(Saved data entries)
▼

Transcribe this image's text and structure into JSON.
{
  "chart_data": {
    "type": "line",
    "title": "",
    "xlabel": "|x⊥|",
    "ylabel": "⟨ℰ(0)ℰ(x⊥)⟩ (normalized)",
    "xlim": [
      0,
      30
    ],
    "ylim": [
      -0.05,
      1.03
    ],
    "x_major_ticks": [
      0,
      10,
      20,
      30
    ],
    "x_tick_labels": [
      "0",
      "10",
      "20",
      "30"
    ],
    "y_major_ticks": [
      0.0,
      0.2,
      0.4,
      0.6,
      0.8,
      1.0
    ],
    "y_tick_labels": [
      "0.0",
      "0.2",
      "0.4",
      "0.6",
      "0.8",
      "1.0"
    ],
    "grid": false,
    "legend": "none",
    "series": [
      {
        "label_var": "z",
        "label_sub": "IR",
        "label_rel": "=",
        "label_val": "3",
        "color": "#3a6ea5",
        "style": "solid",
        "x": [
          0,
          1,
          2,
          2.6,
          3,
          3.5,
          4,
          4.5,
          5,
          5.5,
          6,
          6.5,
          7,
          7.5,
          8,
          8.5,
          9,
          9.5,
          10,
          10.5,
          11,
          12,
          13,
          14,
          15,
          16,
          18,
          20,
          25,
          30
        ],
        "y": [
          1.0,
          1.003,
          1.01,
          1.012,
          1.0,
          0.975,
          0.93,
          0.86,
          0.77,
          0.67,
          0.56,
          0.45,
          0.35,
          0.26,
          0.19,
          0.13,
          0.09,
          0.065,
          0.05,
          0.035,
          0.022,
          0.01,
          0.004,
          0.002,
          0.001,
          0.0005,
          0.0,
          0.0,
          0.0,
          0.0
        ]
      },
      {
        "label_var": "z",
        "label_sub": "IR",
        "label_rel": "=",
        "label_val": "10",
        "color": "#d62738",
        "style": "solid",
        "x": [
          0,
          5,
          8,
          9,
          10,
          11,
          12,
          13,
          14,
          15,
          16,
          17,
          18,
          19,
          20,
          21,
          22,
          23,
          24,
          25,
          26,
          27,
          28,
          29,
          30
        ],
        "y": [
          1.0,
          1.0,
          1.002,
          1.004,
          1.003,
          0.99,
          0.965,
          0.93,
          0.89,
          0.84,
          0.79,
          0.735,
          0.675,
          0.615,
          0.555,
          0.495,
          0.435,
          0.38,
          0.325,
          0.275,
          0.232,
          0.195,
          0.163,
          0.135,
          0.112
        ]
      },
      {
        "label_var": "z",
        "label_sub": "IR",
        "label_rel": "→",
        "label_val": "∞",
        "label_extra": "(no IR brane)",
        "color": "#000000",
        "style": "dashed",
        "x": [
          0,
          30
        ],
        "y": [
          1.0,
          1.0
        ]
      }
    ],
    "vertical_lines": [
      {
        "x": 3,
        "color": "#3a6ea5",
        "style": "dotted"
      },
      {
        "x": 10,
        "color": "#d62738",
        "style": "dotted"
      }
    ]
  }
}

▲

What to produce -> Transcribe all of the lines in the records precisely.

Written answer ->
Transcribe this image's text and structure into JSON.
{
  "chart_data": {
    "type": "line",
    "title": "",
    "xlabel": "|x⊥|",
    "ylabel": "⟨ℰ(0)ℰ(x⊥)⟩ (normalized)",
    "xlim": [
      0,
      30
    ],
    "ylim": [
      -0.05,
      1.03
    ],
    "x_major_ticks": [
      0,
      10,
      20,
      30
    ],
    "x_tick_labels": [
      "0",
      "10",
      "20",
      "30"
    ],
    "y_major_ticks": [
      0.0,
      0.2,
      0.4,
      0.6,
      0.8,
      1.0
    ],
    "y_tick_labels": [
      "0.0",
      "0.2",
      "0.4",
      "0.6",
      "0.8",
      "1.0"
    ],
    "grid": false,
    "legend": "none",
    "series": [
      {
        "label_var": "z",
        "label_sub": "IR",
        "label_rel": "=",
        "label_val": "3",
        "color": "#3a6ea5",
        "style": "solid",
        "x": [
          0,
          1,
          2,
          2.6,
          3,
          3.5,
          4,
          4.5,
          5,
          5.5,
          6,
          6.5,
          7,
          7.5,
          8,
          8.5,
          9,
          9.5,
          10,
          10.5,
          11,
          12,
          13,
          14,
          15,
          16,
          18,
          20,
          25,
          30
        ],
        "y": [
          1.0,
          1.003,
          1.01,
          1.012,
          1.0,
          0.975,
          0.93,
          0.86,
          0.77,
          0.67,
          0.56,
          0.45,
          0.35,
          0.26,
          0.19,
          0.13,
          0.09,
          0.065,
          0.05,
          0.035,
          0.022,
          0.01,
          0.004,
          0.002,
          0.001,
          0.0005,
          0.0,
          0.0,
          0.0,
          0.0
        ]
      },
      {
        "label_var": "z",
        "label_sub": "IR",
        "label_rel": "=",
        "label_val": "10",
        "color": "#d62738",
        "style": "solid",
        "x": [
          0,
          5,
          8,
          9,
          10,
          11,
          12,
          13,
          14,
          15,
          16,
          17,
          18,
          19,
          20,
          21,
          22,
          23,
          24,
          25,
          26,
          27,
          28,
          29,
          30
        ],
        "y": [
          1.0,
          1.0,
          1.002,
          1.004,
          1.003,
          0.99,
          0.965,
          0.93,
          0.89,
          0.84,
          0.79,
          0.735,
          0.675,
          0.615,
          0.555,
          0.495,
          0.435,
          0.38,
          0.325,
          0.275,
          0.232,
          0.195,
          0.163,
          0.135,
          0.112
        ]
      },
      {
        "label_var": "z",
        "label_sub": "IR",
        "label_rel": "→",
        "label_val": "∞",
        "label_extra": "(no IR brane)",
        "color": "#000000",
        "style": "dashed",
        "x": [
          0,
          30
        ],
        "y": [
          1.0,
          1.0
        ]
      }
    ],
    "vertical_lines": [
      {
        "x": 3,
        "color": "#3a6ea5",
        "style": "dotted"
      },
      {
        "x": 10,
        "color": "#d62738",
        "style": "dotted"
      }
    ]
  }
}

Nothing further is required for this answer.